Given instruction: In the stretch from the line containing "Give bounding boxes" through the line containing "y-tick-label: 1.21140 xyxy=(757,281,793,292)", change every "annotation-box" to "callout-box" and give those lines back with nothing else altered. Omit the pictures.

Dataset entries:
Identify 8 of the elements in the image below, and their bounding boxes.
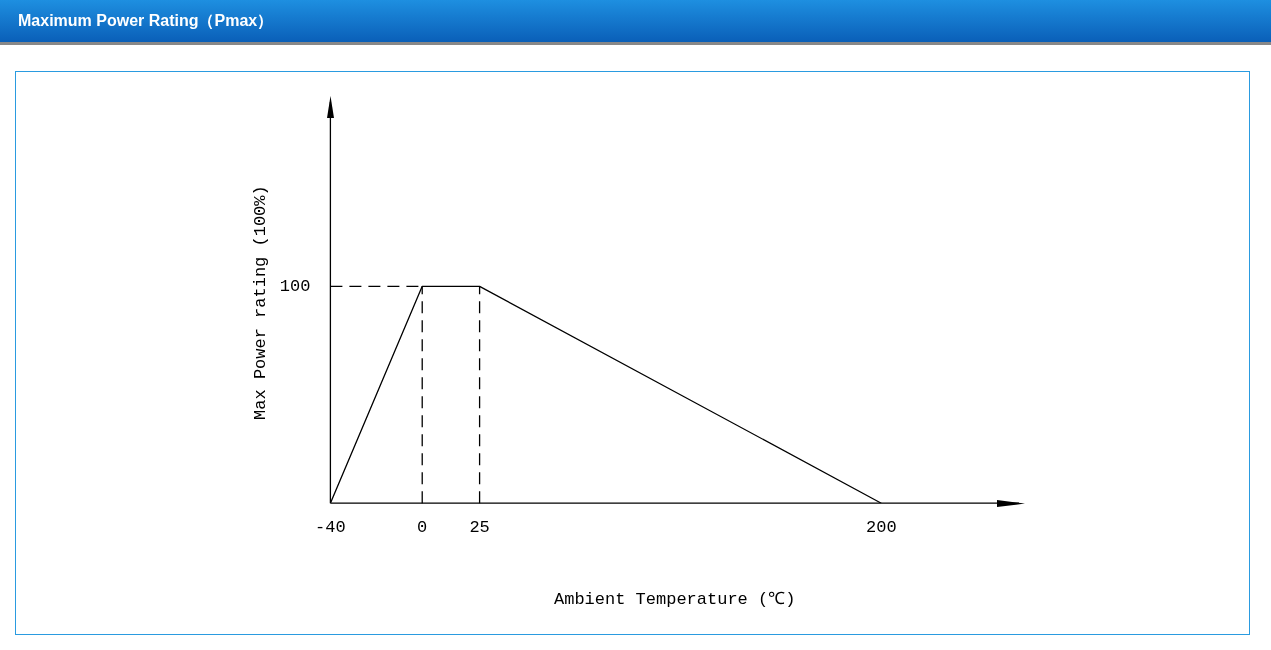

* * *

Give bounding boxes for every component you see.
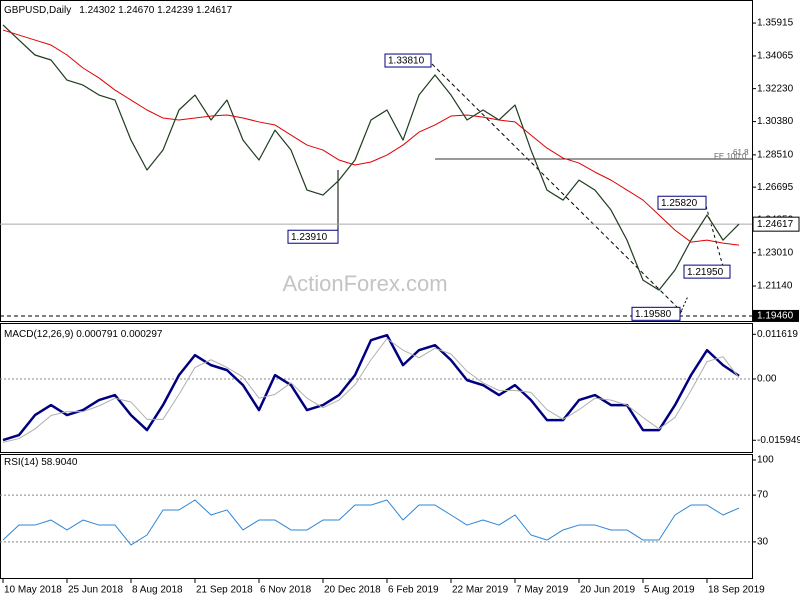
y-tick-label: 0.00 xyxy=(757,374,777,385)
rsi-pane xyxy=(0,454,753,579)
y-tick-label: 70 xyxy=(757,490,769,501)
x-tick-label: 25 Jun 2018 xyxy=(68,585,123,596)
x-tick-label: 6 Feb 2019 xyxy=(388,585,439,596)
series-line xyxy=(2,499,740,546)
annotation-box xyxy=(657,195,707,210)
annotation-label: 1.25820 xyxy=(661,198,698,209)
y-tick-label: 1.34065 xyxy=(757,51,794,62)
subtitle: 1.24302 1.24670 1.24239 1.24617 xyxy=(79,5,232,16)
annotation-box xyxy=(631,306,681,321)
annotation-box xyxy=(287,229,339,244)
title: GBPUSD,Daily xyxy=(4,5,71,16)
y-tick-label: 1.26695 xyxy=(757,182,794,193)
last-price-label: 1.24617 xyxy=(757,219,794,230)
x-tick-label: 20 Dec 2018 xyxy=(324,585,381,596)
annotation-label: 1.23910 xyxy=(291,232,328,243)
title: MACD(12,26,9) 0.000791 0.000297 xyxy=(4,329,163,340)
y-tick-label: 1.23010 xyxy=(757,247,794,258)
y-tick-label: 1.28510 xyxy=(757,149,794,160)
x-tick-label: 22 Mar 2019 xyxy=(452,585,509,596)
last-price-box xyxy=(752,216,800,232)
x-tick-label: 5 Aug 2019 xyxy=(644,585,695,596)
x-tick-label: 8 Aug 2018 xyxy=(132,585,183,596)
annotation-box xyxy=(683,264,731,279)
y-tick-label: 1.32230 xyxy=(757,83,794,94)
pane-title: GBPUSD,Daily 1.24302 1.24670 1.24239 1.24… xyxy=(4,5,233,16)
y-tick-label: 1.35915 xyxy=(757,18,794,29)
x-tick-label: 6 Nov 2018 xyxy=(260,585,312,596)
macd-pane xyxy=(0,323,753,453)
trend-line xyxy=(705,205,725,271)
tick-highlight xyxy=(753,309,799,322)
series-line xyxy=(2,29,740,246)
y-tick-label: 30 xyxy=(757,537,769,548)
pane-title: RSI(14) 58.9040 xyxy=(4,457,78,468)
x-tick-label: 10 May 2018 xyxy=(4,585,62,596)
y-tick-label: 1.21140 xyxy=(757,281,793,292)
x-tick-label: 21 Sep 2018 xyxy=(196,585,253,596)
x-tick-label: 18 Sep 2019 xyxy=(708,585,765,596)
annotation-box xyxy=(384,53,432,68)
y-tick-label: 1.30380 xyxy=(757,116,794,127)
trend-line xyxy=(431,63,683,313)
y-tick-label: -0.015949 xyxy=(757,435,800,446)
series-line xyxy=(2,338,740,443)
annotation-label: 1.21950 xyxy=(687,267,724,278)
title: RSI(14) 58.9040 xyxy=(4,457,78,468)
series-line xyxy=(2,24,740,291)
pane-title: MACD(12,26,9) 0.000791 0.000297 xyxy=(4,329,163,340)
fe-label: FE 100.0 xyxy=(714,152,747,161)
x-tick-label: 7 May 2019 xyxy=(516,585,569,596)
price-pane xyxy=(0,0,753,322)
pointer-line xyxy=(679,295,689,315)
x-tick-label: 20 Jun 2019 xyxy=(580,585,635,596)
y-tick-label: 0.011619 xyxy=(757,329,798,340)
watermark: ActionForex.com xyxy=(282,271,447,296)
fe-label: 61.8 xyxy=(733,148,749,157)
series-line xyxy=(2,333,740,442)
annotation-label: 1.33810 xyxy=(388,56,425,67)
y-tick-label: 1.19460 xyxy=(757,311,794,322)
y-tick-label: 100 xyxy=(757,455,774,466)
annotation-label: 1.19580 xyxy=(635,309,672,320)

Correct answer:
Give bounding boxes for every component you see.
y-tick-label: 0.00 xyxy=(757,374,777,385)
rsi-pane xyxy=(0,454,753,579)
y-tick-label: 70 xyxy=(757,490,769,501)
x-tick-label: 25 Jun 2018 xyxy=(68,585,123,596)
x-tick-label: 6 Feb 2019 xyxy=(388,585,439,596)
series-line xyxy=(2,499,740,546)
callout-box xyxy=(657,195,707,210)
annotation-label: 1.25820 xyxy=(661,198,698,209)
y-tick-label: 1.34065 xyxy=(757,51,794,62)
subtitle: 1.24302 1.24670 1.24239 1.24617 xyxy=(79,5,232,16)
callout-box xyxy=(631,306,681,321)
callout-box xyxy=(287,229,339,244)
title: GBPUSD,Daily xyxy=(4,5,71,16)
y-tick-label: 1.26695 xyxy=(757,182,794,193)
last-price-label: 1.24617 xyxy=(757,219,794,230)
x-tick-label: 20 Dec 2018 xyxy=(324,585,381,596)
annotation-label: 1.23910 xyxy=(291,232,328,243)
title: MACD(12,26,9) 0.000791 0.000297 xyxy=(4,329,163,340)
y-tick-label: 1.23010 xyxy=(757,247,794,258)
y-tick-label: 1.28510 xyxy=(757,149,794,160)
x-tick-label: 22 Mar 2019 xyxy=(452,585,509,596)
last-price-box xyxy=(752,216,800,232)
x-tick-label: 5 Aug 2019 xyxy=(644,585,695,596)
x-tick-label: 8 Aug 2018 xyxy=(132,585,183,596)
callout-box xyxy=(683,264,731,279)
y-tick-label: 1.32230 xyxy=(757,83,794,94)
pane-title: GBPUSD,Daily 1.24302 1.24670 1.24239 1.24… xyxy=(4,5,233,16)
y-tick-label: 1.35915 xyxy=(757,18,794,29)
x-tick-label: 6 Nov 2018 xyxy=(260,585,312,596)
macd-pane xyxy=(0,323,753,453)
trend-line xyxy=(705,205,725,271)
tick-highlight xyxy=(753,309,799,322)
series-line xyxy=(2,29,740,246)
y-tick-label: 30 xyxy=(757,537,769,548)
pane-title: RSI(14) 58.9040 xyxy=(4,457,78,468)
x-tick-label: 10 May 2018 xyxy=(4,585,62,596)
y-tick-label: 1.21140 xyxy=(757,281,793,292)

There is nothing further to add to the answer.